[begin Data in this exercise]
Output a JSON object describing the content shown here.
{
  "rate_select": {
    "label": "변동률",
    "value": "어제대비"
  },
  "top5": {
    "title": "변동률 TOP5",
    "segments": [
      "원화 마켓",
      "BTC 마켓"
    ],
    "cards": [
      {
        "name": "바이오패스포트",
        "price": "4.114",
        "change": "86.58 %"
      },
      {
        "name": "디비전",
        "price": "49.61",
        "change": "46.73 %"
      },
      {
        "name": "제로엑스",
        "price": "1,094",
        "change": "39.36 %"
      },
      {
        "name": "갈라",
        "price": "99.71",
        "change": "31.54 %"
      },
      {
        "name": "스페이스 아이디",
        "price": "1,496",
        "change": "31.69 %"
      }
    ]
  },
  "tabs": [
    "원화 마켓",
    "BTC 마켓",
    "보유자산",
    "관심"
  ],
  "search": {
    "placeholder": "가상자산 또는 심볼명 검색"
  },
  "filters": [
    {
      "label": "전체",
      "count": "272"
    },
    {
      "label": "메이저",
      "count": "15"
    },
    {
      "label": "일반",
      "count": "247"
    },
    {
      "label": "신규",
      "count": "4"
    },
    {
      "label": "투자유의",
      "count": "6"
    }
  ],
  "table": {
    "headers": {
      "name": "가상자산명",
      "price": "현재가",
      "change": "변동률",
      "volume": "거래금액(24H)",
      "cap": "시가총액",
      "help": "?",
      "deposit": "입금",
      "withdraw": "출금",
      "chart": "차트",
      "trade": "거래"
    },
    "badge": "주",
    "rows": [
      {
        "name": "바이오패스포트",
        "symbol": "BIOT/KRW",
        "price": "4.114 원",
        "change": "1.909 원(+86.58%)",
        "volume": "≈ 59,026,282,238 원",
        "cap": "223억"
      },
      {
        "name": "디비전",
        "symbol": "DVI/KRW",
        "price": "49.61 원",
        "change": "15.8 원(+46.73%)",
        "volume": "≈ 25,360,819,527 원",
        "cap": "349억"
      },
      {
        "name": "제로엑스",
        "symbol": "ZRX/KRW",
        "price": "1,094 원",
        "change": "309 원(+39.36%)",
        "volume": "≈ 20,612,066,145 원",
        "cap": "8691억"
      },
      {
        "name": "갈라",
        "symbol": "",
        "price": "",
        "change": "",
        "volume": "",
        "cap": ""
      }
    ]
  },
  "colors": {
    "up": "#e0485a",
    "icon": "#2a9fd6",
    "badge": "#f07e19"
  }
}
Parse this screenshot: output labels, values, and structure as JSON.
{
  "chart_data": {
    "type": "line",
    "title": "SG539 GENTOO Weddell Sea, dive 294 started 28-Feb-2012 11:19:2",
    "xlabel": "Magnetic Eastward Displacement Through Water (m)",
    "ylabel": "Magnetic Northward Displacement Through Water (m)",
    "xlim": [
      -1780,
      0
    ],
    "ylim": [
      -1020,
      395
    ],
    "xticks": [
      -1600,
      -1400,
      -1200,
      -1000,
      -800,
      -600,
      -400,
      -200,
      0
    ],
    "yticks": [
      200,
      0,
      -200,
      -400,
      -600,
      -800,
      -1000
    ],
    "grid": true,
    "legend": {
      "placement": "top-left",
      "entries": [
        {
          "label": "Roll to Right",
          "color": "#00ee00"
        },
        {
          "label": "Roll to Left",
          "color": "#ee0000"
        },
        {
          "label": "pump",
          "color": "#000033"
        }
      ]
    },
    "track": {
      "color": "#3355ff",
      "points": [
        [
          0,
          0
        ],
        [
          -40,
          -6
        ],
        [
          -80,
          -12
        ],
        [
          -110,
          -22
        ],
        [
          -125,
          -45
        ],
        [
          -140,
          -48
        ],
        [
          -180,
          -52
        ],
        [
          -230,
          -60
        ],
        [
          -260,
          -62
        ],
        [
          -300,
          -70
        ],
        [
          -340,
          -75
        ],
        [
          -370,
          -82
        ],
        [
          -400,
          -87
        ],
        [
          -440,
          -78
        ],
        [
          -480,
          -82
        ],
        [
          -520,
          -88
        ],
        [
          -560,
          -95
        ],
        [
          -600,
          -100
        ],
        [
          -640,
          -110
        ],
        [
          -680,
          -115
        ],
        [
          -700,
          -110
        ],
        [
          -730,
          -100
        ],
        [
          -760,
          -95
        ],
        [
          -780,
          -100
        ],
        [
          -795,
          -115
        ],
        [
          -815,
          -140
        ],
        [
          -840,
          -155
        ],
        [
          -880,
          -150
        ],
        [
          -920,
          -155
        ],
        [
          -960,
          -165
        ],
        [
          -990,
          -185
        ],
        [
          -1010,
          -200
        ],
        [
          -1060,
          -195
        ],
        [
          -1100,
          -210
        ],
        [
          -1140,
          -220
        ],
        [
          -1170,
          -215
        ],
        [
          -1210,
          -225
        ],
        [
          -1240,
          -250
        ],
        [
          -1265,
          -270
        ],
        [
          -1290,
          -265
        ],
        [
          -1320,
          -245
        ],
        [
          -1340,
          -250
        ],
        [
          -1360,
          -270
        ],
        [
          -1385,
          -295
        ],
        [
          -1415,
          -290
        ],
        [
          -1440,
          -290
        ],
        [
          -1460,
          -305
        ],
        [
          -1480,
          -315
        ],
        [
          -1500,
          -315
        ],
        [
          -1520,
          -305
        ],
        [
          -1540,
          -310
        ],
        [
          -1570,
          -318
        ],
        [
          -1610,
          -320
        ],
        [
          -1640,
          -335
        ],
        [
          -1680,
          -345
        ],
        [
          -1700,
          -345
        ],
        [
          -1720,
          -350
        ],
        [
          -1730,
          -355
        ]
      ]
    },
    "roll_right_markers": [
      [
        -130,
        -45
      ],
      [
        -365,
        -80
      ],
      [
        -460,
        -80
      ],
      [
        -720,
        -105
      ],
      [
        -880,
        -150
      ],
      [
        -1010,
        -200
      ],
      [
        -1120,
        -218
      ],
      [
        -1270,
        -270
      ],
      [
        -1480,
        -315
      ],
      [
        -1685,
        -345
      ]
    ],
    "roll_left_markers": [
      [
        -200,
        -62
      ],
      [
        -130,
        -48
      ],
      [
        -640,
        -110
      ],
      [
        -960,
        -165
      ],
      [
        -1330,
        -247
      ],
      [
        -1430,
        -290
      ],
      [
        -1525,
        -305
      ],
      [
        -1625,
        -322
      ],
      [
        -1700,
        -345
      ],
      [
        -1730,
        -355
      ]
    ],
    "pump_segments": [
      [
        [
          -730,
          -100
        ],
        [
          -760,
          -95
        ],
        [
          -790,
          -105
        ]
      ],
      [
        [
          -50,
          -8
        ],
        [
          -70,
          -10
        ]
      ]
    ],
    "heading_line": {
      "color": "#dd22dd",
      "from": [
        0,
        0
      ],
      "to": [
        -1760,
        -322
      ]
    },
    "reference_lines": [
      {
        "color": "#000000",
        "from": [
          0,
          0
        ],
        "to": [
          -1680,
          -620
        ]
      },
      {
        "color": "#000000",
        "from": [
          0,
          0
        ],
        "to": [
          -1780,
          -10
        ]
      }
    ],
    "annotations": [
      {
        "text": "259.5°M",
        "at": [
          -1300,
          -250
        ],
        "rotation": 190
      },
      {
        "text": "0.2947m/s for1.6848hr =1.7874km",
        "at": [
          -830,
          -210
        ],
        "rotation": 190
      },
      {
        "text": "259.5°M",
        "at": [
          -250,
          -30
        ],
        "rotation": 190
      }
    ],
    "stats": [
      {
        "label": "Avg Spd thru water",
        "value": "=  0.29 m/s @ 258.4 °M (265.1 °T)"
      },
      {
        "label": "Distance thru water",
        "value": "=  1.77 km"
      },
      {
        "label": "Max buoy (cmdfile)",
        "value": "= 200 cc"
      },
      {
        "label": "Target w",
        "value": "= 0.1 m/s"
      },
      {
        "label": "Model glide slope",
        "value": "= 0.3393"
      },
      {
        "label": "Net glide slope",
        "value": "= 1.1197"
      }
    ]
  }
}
[end Data in this exercise]
* _Given instruction_: Determine the number of lines in these entries that contain the word "Magnetic", and write only that number.

* _Output for this exercise_: 2